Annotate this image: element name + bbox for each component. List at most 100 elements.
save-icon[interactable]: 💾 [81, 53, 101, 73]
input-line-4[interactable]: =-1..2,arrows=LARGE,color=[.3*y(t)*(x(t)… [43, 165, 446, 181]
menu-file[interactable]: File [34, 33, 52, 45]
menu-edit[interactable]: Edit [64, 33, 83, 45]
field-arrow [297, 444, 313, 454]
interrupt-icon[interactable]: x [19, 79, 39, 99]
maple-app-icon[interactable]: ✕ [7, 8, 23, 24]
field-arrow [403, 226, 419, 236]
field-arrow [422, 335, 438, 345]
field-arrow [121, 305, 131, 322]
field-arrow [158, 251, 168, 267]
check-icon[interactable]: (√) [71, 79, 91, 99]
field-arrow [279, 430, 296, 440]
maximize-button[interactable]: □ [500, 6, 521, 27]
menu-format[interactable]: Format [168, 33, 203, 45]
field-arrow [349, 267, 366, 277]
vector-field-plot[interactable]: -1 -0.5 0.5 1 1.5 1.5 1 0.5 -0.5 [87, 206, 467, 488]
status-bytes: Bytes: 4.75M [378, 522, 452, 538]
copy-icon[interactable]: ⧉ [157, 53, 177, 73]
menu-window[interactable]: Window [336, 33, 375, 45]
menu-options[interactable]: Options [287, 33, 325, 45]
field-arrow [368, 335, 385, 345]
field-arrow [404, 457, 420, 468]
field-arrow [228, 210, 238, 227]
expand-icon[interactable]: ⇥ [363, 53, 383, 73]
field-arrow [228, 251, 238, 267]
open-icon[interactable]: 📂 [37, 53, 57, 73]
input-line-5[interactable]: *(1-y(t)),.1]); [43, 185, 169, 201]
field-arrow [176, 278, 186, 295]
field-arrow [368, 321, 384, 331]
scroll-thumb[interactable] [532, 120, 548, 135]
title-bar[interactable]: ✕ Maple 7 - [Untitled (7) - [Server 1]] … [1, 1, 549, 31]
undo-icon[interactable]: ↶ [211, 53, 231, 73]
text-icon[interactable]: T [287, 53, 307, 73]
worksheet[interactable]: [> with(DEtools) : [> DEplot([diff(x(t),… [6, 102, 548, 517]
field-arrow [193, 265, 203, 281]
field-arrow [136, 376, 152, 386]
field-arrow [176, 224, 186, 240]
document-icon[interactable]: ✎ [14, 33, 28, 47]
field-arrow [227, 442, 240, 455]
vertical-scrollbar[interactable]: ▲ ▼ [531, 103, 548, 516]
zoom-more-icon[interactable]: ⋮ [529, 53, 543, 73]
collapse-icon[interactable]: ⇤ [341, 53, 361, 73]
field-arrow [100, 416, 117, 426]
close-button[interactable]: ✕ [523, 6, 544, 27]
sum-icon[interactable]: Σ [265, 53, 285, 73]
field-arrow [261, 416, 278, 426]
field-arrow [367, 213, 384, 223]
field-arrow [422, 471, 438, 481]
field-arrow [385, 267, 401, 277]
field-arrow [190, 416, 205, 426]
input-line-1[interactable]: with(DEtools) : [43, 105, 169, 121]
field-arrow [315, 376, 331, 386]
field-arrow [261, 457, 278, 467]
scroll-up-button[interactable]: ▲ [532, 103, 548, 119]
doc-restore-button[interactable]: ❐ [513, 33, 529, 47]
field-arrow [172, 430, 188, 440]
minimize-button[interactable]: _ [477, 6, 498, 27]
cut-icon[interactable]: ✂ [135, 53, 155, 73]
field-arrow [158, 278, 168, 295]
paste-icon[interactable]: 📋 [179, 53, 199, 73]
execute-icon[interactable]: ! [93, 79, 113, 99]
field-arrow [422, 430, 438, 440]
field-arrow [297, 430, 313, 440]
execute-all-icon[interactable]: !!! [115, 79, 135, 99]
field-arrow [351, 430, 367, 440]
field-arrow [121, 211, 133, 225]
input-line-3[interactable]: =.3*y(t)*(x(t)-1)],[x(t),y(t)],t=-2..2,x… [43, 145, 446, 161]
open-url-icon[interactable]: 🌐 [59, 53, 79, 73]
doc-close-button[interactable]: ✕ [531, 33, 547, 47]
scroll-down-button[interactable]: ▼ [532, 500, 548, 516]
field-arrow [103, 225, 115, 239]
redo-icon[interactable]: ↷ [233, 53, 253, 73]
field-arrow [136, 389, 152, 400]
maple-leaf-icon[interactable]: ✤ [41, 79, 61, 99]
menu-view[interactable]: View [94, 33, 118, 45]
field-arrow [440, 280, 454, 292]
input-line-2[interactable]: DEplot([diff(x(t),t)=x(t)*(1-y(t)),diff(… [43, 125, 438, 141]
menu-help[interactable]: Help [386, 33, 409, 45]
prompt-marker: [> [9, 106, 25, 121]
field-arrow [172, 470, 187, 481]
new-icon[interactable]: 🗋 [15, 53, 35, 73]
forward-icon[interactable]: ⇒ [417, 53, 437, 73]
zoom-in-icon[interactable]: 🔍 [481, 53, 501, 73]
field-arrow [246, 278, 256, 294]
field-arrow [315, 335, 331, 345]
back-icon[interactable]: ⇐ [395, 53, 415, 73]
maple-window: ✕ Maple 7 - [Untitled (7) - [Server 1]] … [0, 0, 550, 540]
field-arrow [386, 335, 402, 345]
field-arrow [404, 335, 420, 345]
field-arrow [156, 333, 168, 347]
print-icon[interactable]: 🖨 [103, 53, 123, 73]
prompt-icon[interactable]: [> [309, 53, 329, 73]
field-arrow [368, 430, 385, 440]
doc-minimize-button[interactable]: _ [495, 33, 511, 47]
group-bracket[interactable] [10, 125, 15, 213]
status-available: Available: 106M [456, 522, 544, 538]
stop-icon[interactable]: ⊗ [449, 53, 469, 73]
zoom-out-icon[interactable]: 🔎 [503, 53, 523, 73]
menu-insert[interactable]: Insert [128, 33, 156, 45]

════

» **Required task**
Count the lines of the material that contain the string "DEplot", with case counting, and give only the number.

» **Final result**
2